| Brief |
Collect each line holding the string "display".

═══ Task inputs

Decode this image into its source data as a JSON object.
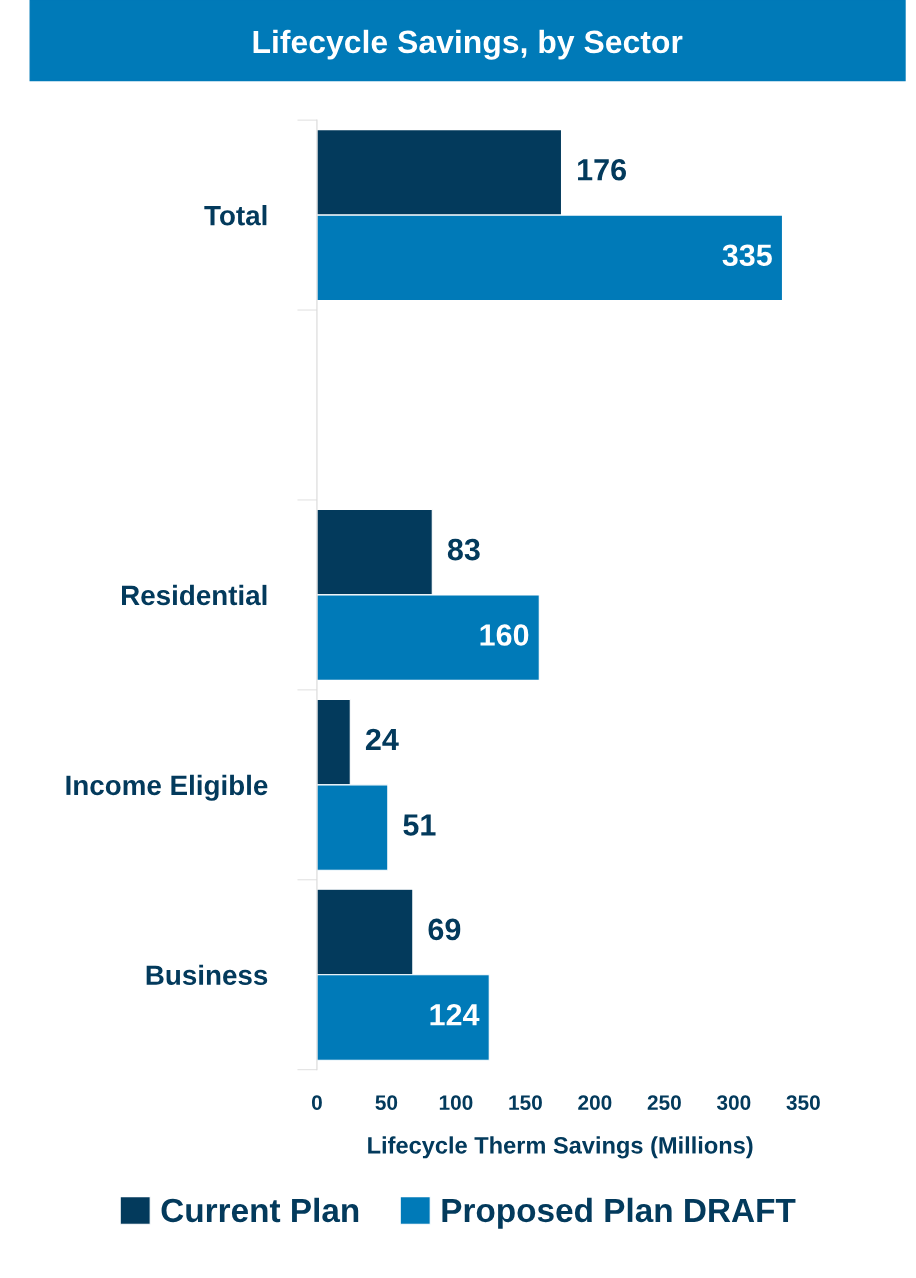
{
  "chart_data": {
    "type": "bar",
    "orientation": "horizontal",
    "title": "Lifecycle Savings, by Sector",
    "categories": [
      "Total",
      null,
      "Residential",
      "Income Eligible",
      "Business"
    ],
    "series": [
      {
        "name": "Current Plan",
        "color": "#033a5c",
        "values": [
          176,
          null,
          83,
          24,
          69
        ]
      },
      {
        "name": "Proposed Plan DRAFT",
        "color": "#007ab8",
        "values": [
          335,
          null,
          160,
          51,
          124
        ]
      }
    ],
    "xlabel": "Lifecycle Therm Savings (Millions)",
    "xlim": [
      0,
      350
    ],
    "xticks": [
      0,
      50,
      100,
      150,
      200,
      250,
      300,
      350
    ],
    "data_labels": true,
    "grid": false,
    "legend": "bottom"
  }
}
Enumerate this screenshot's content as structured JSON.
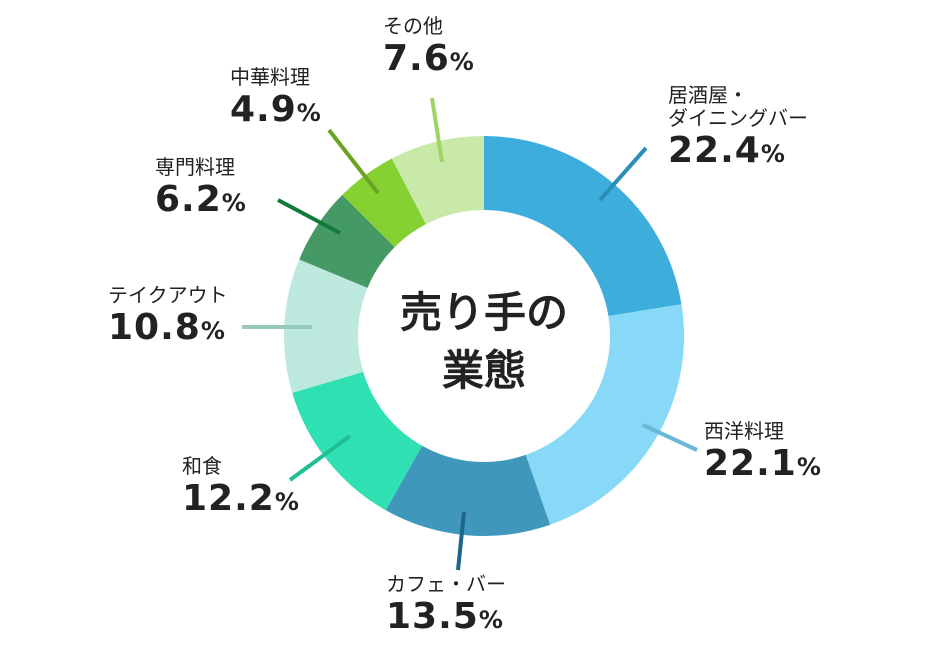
{
  "chart_data": {
    "type": "pie",
    "variant": "donut",
    "title": "売り手の業態",
    "unit": "%",
    "slices": [
      {
        "label": "居酒屋・ダイニングバー",
        "label_lines": [
          "居酒屋・",
          "ダイニングバー"
        ],
        "value": 22.4,
        "display": "22.4",
        "color": "#3daedb",
        "line_color": "#2a8fb8"
      },
      {
        "label": "西洋料理",
        "label_lines": [
          "西洋料理"
        ],
        "value": 22.1,
        "display": "22.1",
        "color": "#87d9f7",
        "line_color": "#6bb8d6"
      },
      {
        "label": "カフェ・バー",
        "label_lines": [
          "カフェ・バー"
        ],
        "value": 13.5,
        "display": "13.5",
        "color": "#3f97bc",
        "line_color": "#1d6688"
      },
      {
        "label": "和食",
        "label_lines": [
          "和食"
        ],
        "value": 12.2,
        "display": "12.2",
        "color": "#2fe0b2",
        "line_color": "#1fbf93"
      },
      {
        "label": "テイクアウト",
        "label_lines": [
          "テイクアウト"
        ],
        "value": 10.8,
        "display": "10.8",
        "color": "#bce8de",
        "line_color": "#95c9bb"
      },
      {
        "label": "専門料理",
        "label_lines": [
          "専門料理"
        ],
        "value": 6.2,
        "display": "6.2",
        "color": "#459965",
        "line_color": "#127a3a"
      },
      {
        "label": "中華料理",
        "label_lines": [
          "中華料理"
        ],
        "value": 4.9,
        "display": "4.9",
        "color": "#85d132",
        "line_color": "#6aa321"
      },
      {
        "label": "その他",
        "label_lines": [
          "その他"
        ],
        "value": 7.6,
        "display": "7.6",
        "color": "#c8e9a8",
        "line_color": "#9fd468"
      }
    ]
  }
}
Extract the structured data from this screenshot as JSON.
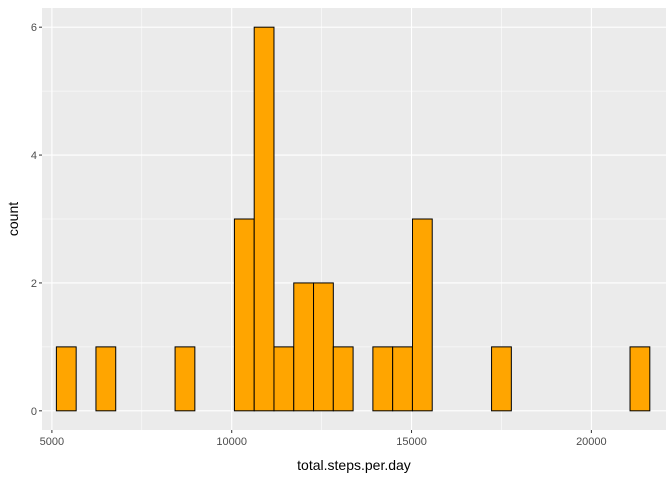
{
  "chart_data": {
    "type": "bar",
    "subtype": "histogram",
    "xlabel": "total.steps.per.day",
    "ylabel": "count",
    "xlim": [
      4725,
      22075
    ],
    "ylim": [
      -0.3,
      6.3
    ],
    "x_ticks": [
      5000,
      10000,
      15000,
      20000
    ],
    "x_tick_labels": [
      "5000",
      "10000",
      "15000",
      "20000"
    ],
    "y_ticks": [
      0,
      2,
      4,
      6
    ],
    "y_tick_labels": [
      "0",
      "2",
      "4",
      "6"
    ],
    "bin_width": 550,
    "bin_start": 5125,
    "counts": [
      1,
      0,
      1,
      0,
      0,
      0,
      1,
      0,
      0,
      3,
      6,
      1,
      2,
      2,
      1,
      0,
      1,
      1,
      3,
      0,
      0,
      0,
      1,
      0,
      0,
      0,
      0,
      0,
      0,
      1
    ],
    "grid": true,
    "legend": "none",
    "colors": {
      "panel": "#ebebeb",
      "grid_major": "#ffffff",
      "bar_fill": "#ffa500",
      "bar_stroke": "#000000"
    }
  }
}
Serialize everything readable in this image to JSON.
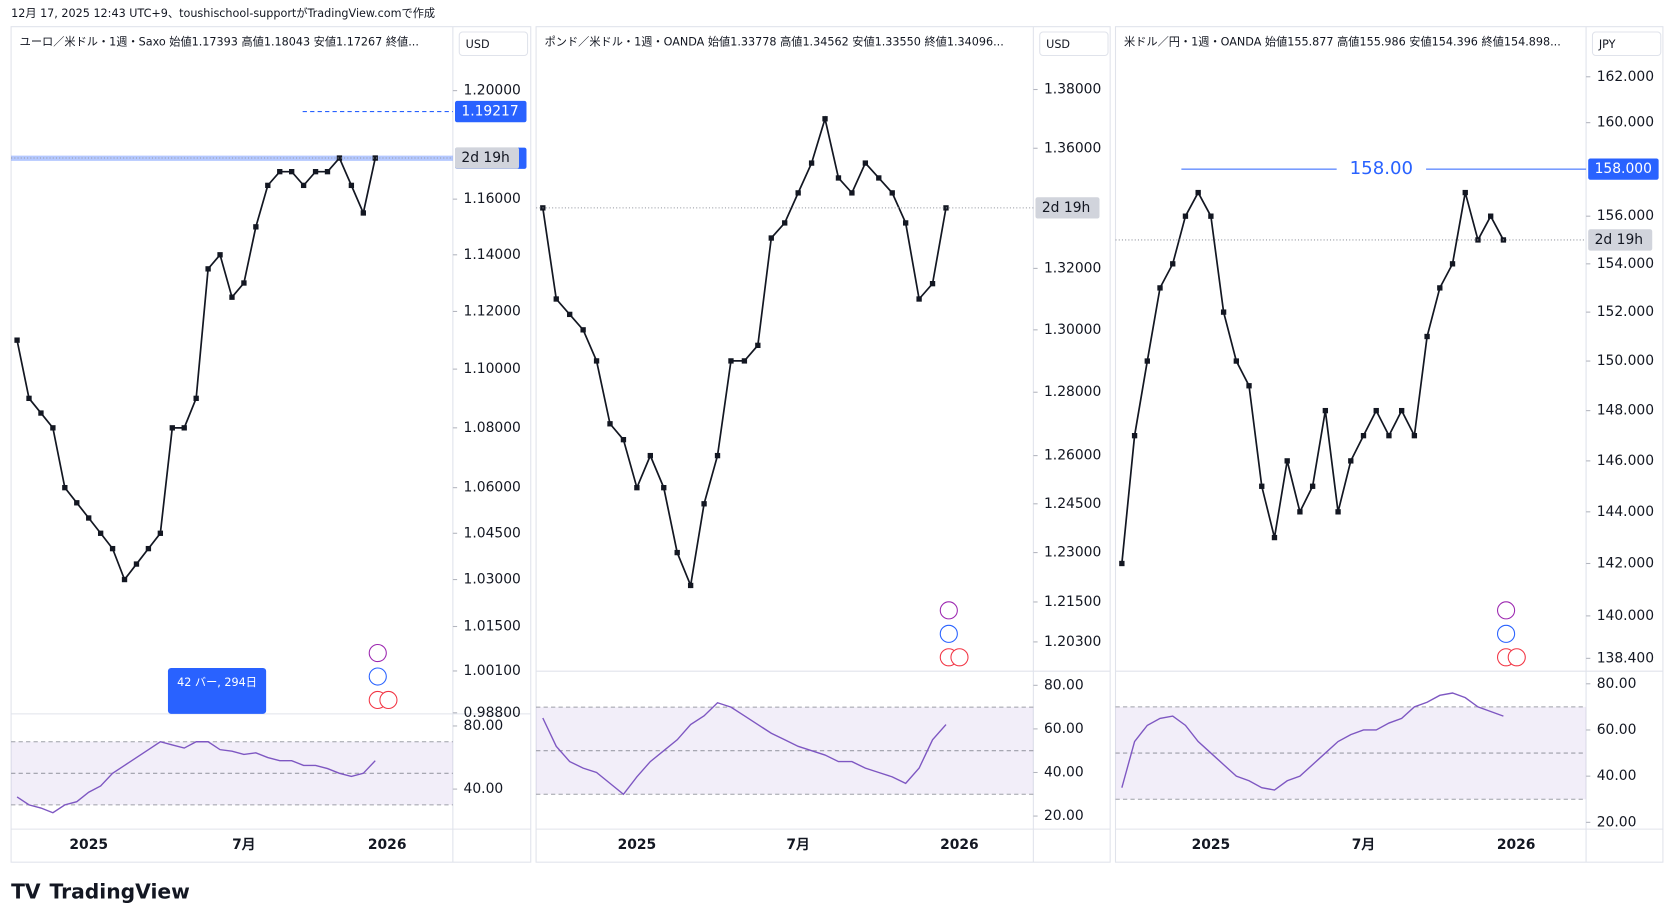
{
  "header": "12月 17, 2025 12:43 UTC+9、toushischool-supportがTradingView.comで作成",
  "brand": "TradingView",
  "chart_data": [
    {
      "type": "line",
      "title": "ユーロ／米ドル・1週・Saxo  始値1.17393  高値1.18043  安値1.17267  終値...",
      "currency": "USD",
      "log_scale": true,
      "color": "#131722",
      "categories": [
        null,
        null,
        null,
        null,
        null,
        null,
        "2025",
        null,
        null,
        null,
        null,
        null,
        null,
        null,
        null,
        null,
        null,
        null,
        null,
        "7月",
        null,
        null,
        null,
        null,
        null,
        null,
        null,
        null,
        null,
        null,
        null,
        "2026",
        null,
        null,
        null,
        null,
        null
      ],
      "values": [
        1.11,
        1.09,
        1.085,
        1.08,
        1.06,
        1.055,
        1.05,
        1.045,
        1.04,
        1.03,
        1.035,
        1.04,
        1.045,
        1.08,
        1.08,
        1.09,
        1.135,
        1.14,
        1.125,
        1.13,
        1.15,
        1.165,
        1.17,
        1.17,
        1.165,
        1.17,
        1.17,
        1.175,
        1.165,
        1.155,
        1.175,
        null,
        null,
        null,
        null,
        null,
        null
      ],
      "ylim": [
        0.988,
        1.223
      ],
      "yticks": [
        {
          "value": 1.2,
          "label": "1.20000"
        },
        {
          "value": 1.16,
          "label": "1.16000"
        },
        {
          "value": 1.14,
          "label": "1.14000"
        },
        {
          "value": 1.12,
          "label": "1.12000"
        },
        {
          "value": 1.1,
          "label": "1.10000"
        },
        {
          "value": 1.08,
          "label": "1.08000"
        },
        {
          "value": 1.06,
          "label": "1.06000"
        },
        {
          "value": 1.045,
          "label": "1.04500"
        },
        {
          "value": 1.03,
          "label": "1.03000"
        },
        {
          "value": 1.015,
          "label": "1.01500"
        },
        {
          "value": 1.001,
          "label": "1.00100"
        },
        {
          "value": 0.988,
          "label": "0.98800"
        }
      ],
      "price_labels": [
        {
          "value": 1.19217,
          "color": "#2962ff",
          "line": "dashed"
        },
        {
          "value": 1.17492,
          "color": "#2962ff",
          "line": "band"
        }
      ],
      "countdown": "2d 19h",
      "measure_label": "42 バー, 294日",
      "rsi": {
        "color": "#7e57c2",
        "ylim": [
          16,
          87
        ],
        "bands": [
          30,
          50,
          70
        ],
        "yticks": [
          {
            "value": 80,
            "label": "80.00"
          },
          {
            "value": 40,
            "label": "40.00"
          }
        ],
        "values": [
          35,
          30,
          28,
          25,
          30,
          32,
          38,
          42,
          50,
          55,
          60,
          65,
          70,
          68,
          66,
          70,
          70,
          65,
          64,
          62,
          63,
          60,
          58,
          58,
          55,
          55,
          53,
          50,
          48,
          50,
          58,
          null,
          null,
          null,
          null,
          null,
          null
        ]
      }
    },
    {
      "type": "line",
      "title": "ポンド／米ドル・1週・OANDA  始値1.33778  高値1.34562  安値1.33550  終値1.34096...",
      "currency": "USD",
      "log_scale": true,
      "color": "#131722",
      "categories": [
        null,
        null,
        null,
        null,
        null,
        null,
        null,
        "2025",
        null,
        null,
        null,
        null,
        null,
        null,
        null,
        null,
        null,
        null,
        null,
        "7月",
        null,
        null,
        null,
        null,
        null,
        null,
        null,
        null,
        null,
        null,
        null,
        "2026",
        null,
        null,
        null,
        null,
        null
      ],
      "values": [
        1.34,
        1.31,
        1.305,
        1.3,
        1.29,
        1.27,
        1.265,
        1.25,
        1.26,
        1.25,
        1.23,
        1.22,
        1.245,
        1.26,
        1.29,
        1.29,
        1.295,
        1.33,
        1.335,
        1.345,
        1.355,
        1.37,
        1.35,
        1.345,
        1.355,
        1.35,
        1.345,
        1.335,
        1.31,
        1.315,
        1.34,
        null,
        null,
        null,
        null,
        null,
        null
      ],
      "ylim": [
        1.1946,
        1.4006
      ],
      "yticks": [
        {
          "value": 1.38,
          "label": "1.38000"
        },
        {
          "value": 1.36,
          "label": "1.36000"
        },
        {
          "value": 1.32,
          "label": "1.32000"
        },
        {
          "value": 1.3,
          "label": "1.30000"
        },
        {
          "value": 1.28,
          "label": "1.28000"
        },
        {
          "value": 1.26,
          "label": "1.26000"
        },
        {
          "value": 1.245,
          "label": "1.24500"
        },
        {
          "value": 1.23,
          "label": "1.23000"
        },
        {
          "value": 1.215,
          "label": "1.21500"
        },
        {
          "value": 1.203,
          "label": "1.20300"
        }
      ],
      "price_labels": [],
      "countdown": "2d 19h",
      "rsi": {
        "color": "#7e57c2",
        "ylim": [
          15,
          86
        ],
        "bands": [
          30,
          50,
          70
        ],
        "yticks": [
          {
            "value": 80,
            "label": "80.00"
          },
          {
            "value": 60,
            "label": "60.00"
          },
          {
            "value": 40,
            "label": "40.00"
          },
          {
            "value": 20,
            "label": "20.00"
          }
        ],
        "values": [
          65,
          52,
          45,
          42,
          40,
          35,
          30,
          38,
          45,
          50,
          55,
          62,
          66,
          72,
          70,
          66,
          62,
          58,
          55,
          52,
          50,
          48,
          45,
          45,
          42,
          40,
          38,
          35,
          42,
          55,
          62,
          null,
          null,
          null,
          null,
          null,
          null
        ]
      }
    },
    {
      "type": "line",
      "title": "米ドル／円・1週・OANDA  始値155.877  高値155.986  安値154.396  終値154.898...",
      "currency": "JPY",
      "log_scale": true,
      "color": "#131722",
      "categories": [
        null,
        null,
        null,
        null,
        null,
        null,
        null,
        "2025",
        null,
        null,
        null,
        null,
        null,
        null,
        null,
        null,
        null,
        null,
        null,
        "7月",
        null,
        null,
        null,
        null,
        null,
        null,
        null,
        null,
        null,
        null,
        null,
        "2026",
        null,
        null,
        null,
        null,
        null
      ],
      "values": [
        142,
        147,
        150,
        153,
        154,
        156,
        157,
        156,
        152,
        150,
        149,
        145,
        143,
        146,
        144,
        145,
        148,
        144,
        146,
        147,
        148,
        147,
        148,
        147,
        151,
        153,
        154,
        157,
        155,
        156,
        155,
        null,
        null,
        null,
        null,
        null,
        null
      ],
      "ylim": [
        137.96,
        164.07
      ],
      "yticks": [
        {
          "value": 162,
          "label": "162.000"
        },
        {
          "value": 160,
          "label": "160.000"
        },
        {
          "value": 156,
          "label": "156.000"
        },
        {
          "value": 154,
          "label": "154.000"
        },
        {
          "value": 152,
          "label": "152.000"
        },
        {
          "value": 150,
          "label": "150.000"
        },
        {
          "value": 148,
          "label": "148.000"
        },
        {
          "value": 146,
          "label": "146.000"
        },
        {
          "value": 144,
          "label": "144.000"
        },
        {
          "value": 142,
          "label": "142.000"
        },
        {
          "value": 140,
          "label": "140.000"
        },
        {
          "value": 138.4,
          "label": "138.400"
        }
      ],
      "price_labels": [
        {
          "value": 158,
          "label": "158.000",
          "color": "#2962ff",
          "line": "solid",
          "annotation": "158.00"
        }
      ],
      "countdown": "2d 19h",
      "rsi": {
        "color": "#7e57c2",
        "ylim": [
          18,
          85
        ],
        "bands": [
          30,
          50,
          70
        ],
        "yticks": [
          {
            "value": 80,
            "label": "80.00"
          },
          {
            "value": 60,
            "label": "60.00"
          },
          {
            "value": 40,
            "label": "40.00"
          },
          {
            "value": 20,
            "label": "20.00"
          }
        ],
        "values": [
          35,
          55,
          62,
          65,
          66,
          62,
          55,
          50,
          45,
          40,
          38,
          35,
          34,
          38,
          40,
          45,
          50,
          55,
          58,
          60,
          60,
          63,
          65,
          70,
          72,
          75,
          76,
          74,
          70,
          68,
          66,
          null,
          null,
          null,
          null,
          null,
          null
        ]
      }
    }
  ]
}
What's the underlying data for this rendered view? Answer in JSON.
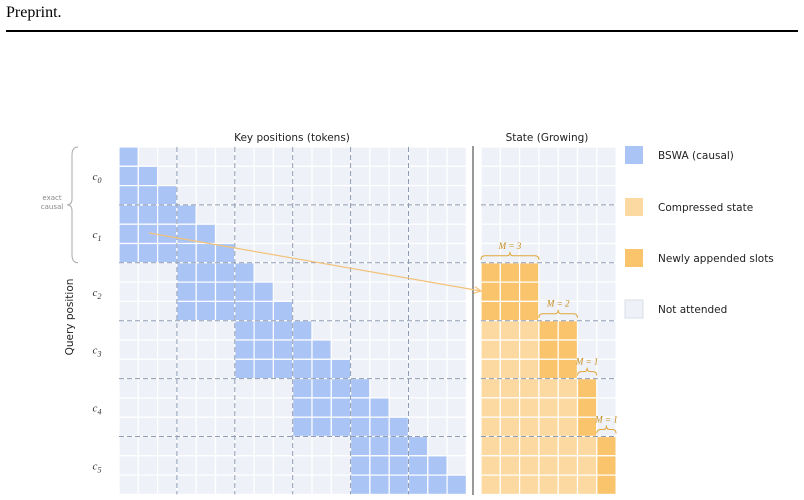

══════

| Exercise result |
        "display": "22.4",
        "display": "22.1",
        "display": "13.5",
        "display": "12.2",
        "display": "10.8",
        "display": "6.2",
        "display": "4.9",
        "display": "7.6",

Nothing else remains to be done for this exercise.